- [PAGE EXTRACT]
start

This month's author interview


The Manuscript Works Newsletter

Essential knowledge on scholarly book publishing that every author should have


Dear Reader,

This week's newsletter features an author interview with Dr. Collie Fulford, whose new book, Insiders, Outliers: Centering Adult Student Writers at an HBCU, comes out this month from Rutgers University Press. I first met Collie when she reached out a few years ago to let me know that with the help of The Book Proposal Book and my Perfect-Fit Publisher Challenge, she had received positive responses from all three presses she sent her book proposal to (yay!). Last summer, with her own book under contract, Collie served as a very helpful beta reader for Make Your Manuscript Work, using my manuscript development method to get her text into final shape before it went into production. Finally, Collie's book is here, and I'm delighted to have her share her author experience with you. Enjoy!


Laura Portwood-Stacer: Who do you hope will read this book?

Collie Fulford: I often tell students that you cannot reach every audience with a project, so be as specific as possible about who is the core readership. Yet here I am promoting my book’s relevance to readers in two major fields—higher education studies and writing studies—and at different stages in their careers.

I hope the book appeals to faculty and administrators who want to understand the adult student writers at their institutions. Insiders, Outliers gives these readers a glimpse of the complex writing experiences and educational histories of adults who return to college or who first attempt it once they already have full adult lives. I wrote the book to encourage these readers to take a hard look at their own campuses and classrooms in light of the findings. I hope to move them to improve adult-inclusivity on their campuses, from adopting teaching and research practices that amplify the powers of mixed age student groups to co-developing policies, services, and advocacy with adult learners.

I also aim to reach graduate students in research methods classes. For these readers, I am deliberately transparent about the methodologies I blended for this book, and why I made the choices I did. That includes discussing the dynamics of research across racial difference. I write about times when I made significant missteps and had to rethink my approaches. I do this because I want less experienced scholars to have models of why and when redesign may be necessary in order to do ethical research.

It is also important to me that the kinds of people this book is about recognize themselves in the cases and the analysis. I gave a talk recently based on one of the cases. A member of my field came up to me afterward and said, Collie, your work is about me. She had not previously seen her experiences represented in our scholarship, so that felt really good.

LPS: What are you doing or planning to do to promote the book when it’s released?

CF: A friend of mine, Dave Alff, talks about book promotion as idea-promotion more than self-promotion. As a former shy person, I can get behind that. I absolutely want potential readers to know about Insiders, Outliers so that adult students in higher education become much more legible to them as writers and makers of knowledge across the breadth of their life activities. The best way I know how to do that is by amplifying these students’ perspectives. I figure the book promotion method needs to match the book’s content and its research approaches.

end

Spatial layout data

start

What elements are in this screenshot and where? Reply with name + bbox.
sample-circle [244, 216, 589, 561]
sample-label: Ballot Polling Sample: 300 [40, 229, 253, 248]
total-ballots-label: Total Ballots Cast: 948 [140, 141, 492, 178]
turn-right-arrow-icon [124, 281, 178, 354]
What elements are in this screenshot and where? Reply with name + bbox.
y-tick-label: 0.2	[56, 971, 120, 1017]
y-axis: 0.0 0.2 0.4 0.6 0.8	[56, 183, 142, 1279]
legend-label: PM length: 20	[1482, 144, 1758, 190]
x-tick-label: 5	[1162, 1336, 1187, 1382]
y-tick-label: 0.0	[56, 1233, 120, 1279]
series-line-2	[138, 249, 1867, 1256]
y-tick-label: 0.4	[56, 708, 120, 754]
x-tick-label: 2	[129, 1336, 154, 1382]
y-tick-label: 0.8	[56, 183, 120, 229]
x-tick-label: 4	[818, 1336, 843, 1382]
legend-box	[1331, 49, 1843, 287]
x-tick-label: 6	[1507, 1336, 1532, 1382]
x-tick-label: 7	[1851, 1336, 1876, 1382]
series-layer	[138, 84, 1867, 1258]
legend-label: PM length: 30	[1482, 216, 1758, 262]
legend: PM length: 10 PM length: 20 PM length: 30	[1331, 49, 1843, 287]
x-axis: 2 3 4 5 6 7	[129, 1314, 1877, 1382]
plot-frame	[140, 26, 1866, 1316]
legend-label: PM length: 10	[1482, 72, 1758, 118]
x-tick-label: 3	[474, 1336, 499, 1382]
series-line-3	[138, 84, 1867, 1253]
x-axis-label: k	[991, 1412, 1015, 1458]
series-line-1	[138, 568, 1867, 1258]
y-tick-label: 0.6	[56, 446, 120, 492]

end

- [TASK INSTRUCTIONS]
[1] Retype the passage of the author interview starting at "Collie Fulford: I" and ending at "in their careers.".
[2] In the author interview, which press is publishing Insiders, Outliers?

- [RESPONSES TO THE EXERCISE]
[1]
Collie Fulford: I often tell students that you cannot reach every audience with a project, so be as specific as possible about who is the core readership. Yet here I am promoting my book’s relevance to readers in two major fields—higher education studies and writing studies—and at different stages in their careers.

[2] Rutgers University Press